DATA FOR PROCESSING
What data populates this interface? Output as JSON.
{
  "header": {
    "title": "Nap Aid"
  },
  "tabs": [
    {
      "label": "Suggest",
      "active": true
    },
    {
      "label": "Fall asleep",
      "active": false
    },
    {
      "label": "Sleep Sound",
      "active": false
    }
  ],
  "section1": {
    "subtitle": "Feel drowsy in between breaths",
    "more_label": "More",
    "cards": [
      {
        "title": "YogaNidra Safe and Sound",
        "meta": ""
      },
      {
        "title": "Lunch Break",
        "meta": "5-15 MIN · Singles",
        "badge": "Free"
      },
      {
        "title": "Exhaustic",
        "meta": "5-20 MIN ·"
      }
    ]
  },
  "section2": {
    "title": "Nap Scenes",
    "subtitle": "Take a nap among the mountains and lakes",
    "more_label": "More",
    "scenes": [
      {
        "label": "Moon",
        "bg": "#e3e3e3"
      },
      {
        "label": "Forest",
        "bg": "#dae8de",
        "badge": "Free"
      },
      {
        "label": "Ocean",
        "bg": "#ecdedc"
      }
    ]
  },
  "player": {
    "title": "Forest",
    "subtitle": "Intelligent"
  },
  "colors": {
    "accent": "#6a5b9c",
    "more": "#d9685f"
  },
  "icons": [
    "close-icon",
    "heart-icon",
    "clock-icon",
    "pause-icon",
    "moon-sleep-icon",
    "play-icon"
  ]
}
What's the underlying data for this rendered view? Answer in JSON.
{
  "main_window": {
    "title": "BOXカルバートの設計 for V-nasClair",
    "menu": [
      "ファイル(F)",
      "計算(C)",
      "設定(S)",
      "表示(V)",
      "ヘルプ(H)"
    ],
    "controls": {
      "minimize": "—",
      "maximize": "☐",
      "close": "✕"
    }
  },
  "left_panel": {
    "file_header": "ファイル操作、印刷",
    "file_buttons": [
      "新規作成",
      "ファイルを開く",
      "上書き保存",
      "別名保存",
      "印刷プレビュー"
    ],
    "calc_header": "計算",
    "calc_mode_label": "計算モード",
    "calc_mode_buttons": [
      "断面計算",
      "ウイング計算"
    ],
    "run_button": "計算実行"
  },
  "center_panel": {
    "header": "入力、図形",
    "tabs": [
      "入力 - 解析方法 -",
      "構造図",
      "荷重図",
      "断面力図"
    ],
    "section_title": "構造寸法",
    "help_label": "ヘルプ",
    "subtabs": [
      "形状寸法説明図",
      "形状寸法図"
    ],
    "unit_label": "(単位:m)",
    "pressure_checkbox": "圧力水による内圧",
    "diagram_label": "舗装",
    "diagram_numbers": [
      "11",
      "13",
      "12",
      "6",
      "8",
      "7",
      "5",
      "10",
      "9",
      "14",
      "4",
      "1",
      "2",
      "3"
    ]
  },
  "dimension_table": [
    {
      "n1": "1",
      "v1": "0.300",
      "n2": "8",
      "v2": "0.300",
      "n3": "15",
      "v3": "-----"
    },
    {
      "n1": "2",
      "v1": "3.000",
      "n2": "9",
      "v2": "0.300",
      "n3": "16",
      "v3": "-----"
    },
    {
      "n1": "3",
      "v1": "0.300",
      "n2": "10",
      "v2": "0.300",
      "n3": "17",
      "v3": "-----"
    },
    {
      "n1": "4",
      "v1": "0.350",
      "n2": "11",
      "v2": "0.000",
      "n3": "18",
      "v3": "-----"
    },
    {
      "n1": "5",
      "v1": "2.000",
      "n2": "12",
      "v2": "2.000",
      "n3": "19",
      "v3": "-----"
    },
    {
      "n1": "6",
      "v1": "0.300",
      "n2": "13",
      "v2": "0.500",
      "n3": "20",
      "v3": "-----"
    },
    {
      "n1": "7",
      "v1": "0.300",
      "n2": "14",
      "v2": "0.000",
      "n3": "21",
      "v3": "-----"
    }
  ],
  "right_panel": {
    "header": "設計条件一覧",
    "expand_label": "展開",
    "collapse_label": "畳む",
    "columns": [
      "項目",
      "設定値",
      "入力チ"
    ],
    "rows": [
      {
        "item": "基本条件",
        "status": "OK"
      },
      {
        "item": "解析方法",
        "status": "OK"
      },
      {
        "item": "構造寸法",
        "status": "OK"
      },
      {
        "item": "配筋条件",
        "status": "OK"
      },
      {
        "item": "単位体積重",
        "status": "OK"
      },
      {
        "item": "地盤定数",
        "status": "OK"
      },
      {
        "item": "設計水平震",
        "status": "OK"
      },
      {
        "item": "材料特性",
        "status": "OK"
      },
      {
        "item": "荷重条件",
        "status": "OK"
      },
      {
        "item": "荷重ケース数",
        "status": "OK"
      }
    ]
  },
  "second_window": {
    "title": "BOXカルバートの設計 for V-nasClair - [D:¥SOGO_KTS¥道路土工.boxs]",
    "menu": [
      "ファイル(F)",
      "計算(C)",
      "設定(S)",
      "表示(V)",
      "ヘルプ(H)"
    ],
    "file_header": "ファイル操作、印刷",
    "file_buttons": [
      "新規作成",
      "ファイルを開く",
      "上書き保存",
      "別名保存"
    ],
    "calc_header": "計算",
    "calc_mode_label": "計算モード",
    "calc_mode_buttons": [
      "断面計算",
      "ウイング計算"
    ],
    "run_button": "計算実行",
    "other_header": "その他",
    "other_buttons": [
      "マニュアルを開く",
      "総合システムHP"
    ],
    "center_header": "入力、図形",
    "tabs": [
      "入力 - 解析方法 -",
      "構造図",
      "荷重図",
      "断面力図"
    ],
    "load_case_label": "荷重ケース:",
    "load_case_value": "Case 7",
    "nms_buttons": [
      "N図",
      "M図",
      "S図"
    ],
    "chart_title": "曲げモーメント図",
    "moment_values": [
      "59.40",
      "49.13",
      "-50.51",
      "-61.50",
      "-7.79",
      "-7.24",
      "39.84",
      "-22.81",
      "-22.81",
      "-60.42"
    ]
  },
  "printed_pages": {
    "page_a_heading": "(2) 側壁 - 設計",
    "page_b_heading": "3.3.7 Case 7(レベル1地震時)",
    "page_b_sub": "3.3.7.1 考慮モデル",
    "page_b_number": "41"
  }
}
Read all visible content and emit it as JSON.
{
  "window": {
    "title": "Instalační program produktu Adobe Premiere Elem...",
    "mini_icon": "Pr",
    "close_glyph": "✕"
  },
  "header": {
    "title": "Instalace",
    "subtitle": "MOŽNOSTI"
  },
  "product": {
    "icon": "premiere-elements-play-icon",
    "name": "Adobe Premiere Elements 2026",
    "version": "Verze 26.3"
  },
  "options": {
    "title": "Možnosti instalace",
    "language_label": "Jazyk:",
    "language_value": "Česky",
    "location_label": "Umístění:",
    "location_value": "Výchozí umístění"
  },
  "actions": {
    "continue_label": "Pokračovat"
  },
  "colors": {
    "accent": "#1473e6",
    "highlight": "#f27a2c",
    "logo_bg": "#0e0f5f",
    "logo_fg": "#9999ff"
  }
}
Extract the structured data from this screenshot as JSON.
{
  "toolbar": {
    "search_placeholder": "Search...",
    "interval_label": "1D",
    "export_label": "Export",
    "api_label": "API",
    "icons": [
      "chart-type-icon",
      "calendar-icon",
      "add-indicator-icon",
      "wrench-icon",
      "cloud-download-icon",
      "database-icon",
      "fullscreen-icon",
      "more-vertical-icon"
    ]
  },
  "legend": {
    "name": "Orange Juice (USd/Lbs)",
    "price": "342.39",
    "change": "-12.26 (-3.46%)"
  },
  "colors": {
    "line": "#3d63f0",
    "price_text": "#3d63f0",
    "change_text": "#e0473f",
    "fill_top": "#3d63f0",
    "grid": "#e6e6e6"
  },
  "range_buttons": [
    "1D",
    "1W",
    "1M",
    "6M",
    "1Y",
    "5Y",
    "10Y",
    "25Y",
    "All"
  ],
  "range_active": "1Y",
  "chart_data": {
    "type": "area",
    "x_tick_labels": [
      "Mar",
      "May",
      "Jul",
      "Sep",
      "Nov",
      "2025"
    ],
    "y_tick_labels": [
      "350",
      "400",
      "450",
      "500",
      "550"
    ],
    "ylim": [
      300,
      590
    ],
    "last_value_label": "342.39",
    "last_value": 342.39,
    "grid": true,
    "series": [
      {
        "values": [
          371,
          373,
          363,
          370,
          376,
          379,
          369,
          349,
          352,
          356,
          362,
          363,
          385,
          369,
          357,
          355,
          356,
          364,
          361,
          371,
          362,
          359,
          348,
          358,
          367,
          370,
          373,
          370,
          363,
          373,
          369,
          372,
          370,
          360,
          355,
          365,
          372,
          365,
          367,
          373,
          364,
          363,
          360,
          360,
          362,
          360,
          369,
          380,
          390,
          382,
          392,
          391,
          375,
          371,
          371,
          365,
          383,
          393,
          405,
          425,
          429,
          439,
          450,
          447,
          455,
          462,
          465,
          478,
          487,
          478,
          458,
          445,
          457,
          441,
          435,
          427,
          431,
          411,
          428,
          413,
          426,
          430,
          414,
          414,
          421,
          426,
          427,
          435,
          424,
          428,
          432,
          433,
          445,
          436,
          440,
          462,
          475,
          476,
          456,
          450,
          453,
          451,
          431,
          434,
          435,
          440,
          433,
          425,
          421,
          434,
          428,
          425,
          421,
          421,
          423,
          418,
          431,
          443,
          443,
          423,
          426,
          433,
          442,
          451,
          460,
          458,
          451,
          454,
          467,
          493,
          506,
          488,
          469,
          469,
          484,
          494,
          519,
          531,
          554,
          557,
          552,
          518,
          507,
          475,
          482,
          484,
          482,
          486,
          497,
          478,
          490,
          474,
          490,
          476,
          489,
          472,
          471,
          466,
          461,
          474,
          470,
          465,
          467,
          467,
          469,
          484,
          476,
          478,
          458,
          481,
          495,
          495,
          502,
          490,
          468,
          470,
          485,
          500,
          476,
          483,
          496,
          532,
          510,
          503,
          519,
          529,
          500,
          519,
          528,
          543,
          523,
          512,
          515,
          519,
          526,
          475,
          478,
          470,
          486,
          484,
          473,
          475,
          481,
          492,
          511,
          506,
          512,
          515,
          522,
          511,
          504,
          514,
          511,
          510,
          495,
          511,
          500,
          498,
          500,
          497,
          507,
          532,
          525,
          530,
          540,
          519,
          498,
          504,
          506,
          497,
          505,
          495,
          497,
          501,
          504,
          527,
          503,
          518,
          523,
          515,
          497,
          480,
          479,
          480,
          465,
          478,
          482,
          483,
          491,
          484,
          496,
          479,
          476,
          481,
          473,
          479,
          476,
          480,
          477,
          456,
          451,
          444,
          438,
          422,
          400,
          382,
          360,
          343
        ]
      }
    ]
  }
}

GIVEN PROBLEM
Find the lines above that contain the word "subtitle" and collect them.

RESPONSE FOR THIS EXERCISE
    "subtitle": "Feel drowsy in between breaths",
    "subtitle": "Take a nap among the mountains and lakes",
    "subtitle": "Intelligent"
    "subtitle": "MOŽNOSTI"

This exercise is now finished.